[LISTED ENTRIES]
━━━━━━

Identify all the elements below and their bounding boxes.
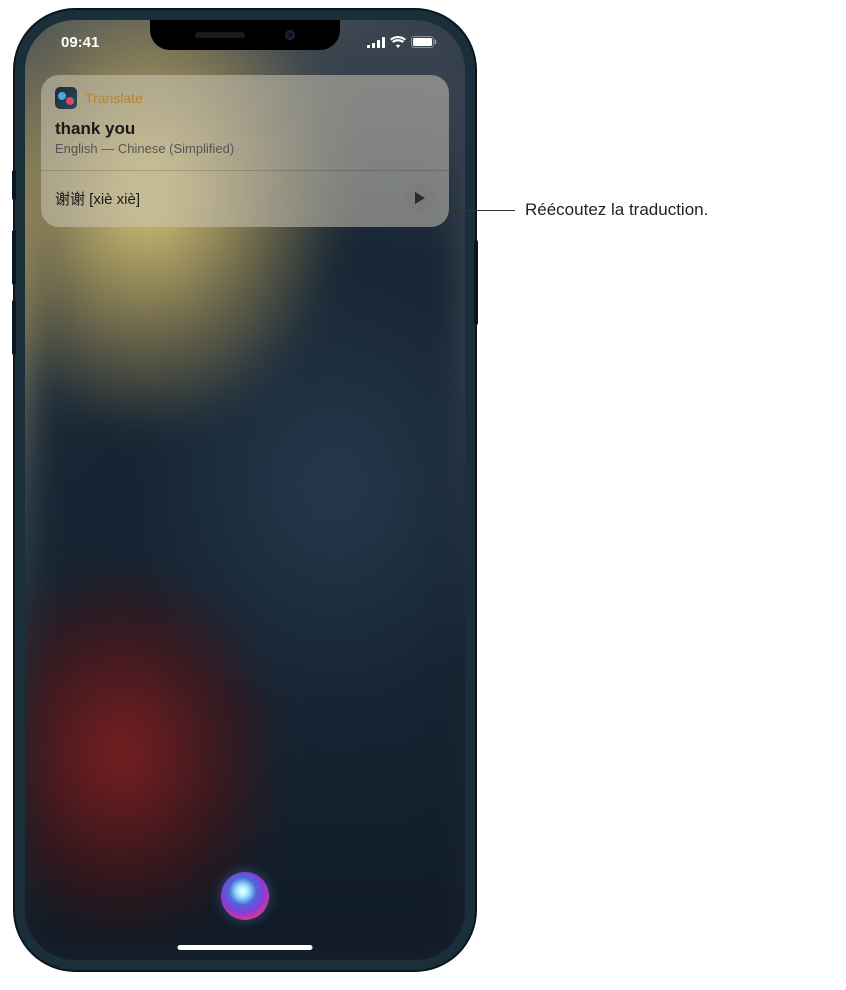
phone-device-frame: 09:41 [15,10,475,970]
annotation-callout: Réécoutez la traduction. [415,200,708,220]
language-pair-label: English — Chinese (Simplified) [55,141,435,156]
translated-phrase: 谢谢 [xiè xiè] [55,188,140,209]
cellular-signal-icon [367,37,385,48]
power-button [474,240,478,325]
status-time: 09:41 [61,34,99,51]
silent-switch [12,170,16,200]
battery-icon [411,36,437,48]
volume-down-button [12,300,16,355]
callout-label: Réécoutez la traduction. [525,200,708,220]
phone-screen: 09:41 [25,20,465,960]
volume-up-button [12,230,16,285]
app-name-label: Translate [85,90,143,106]
source-phrase: thank you [55,119,435,139]
home-indicator[interactable] [178,945,313,950]
display-notch [150,20,340,50]
card-header: Translate [55,87,435,109]
speaker-grille [195,32,245,38]
siri-translate-card[interactable]: Translate thank you English — Chinese (S… [41,75,449,227]
translation-row: 谢谢 [xiè xiè] [55,183,435,213]
front-camera [285,30,295,40]
wifi-icon [390,36,406,48]
card-divider [41,170,449,171]
translate-app-icon [55,87,77,109]
play-translation-button[interactable] [405,183,435,213]
siri-orb-button[interactable] [221,872,269,920]
status-icons [367,36,437,48]
play-icon [414,191,426,205]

━━━━━━

[STATED PROBLEM] Count the lines in the listing above that contain the word "traduction", and reply with the number alone.

[RESULT OF THE TASK] 2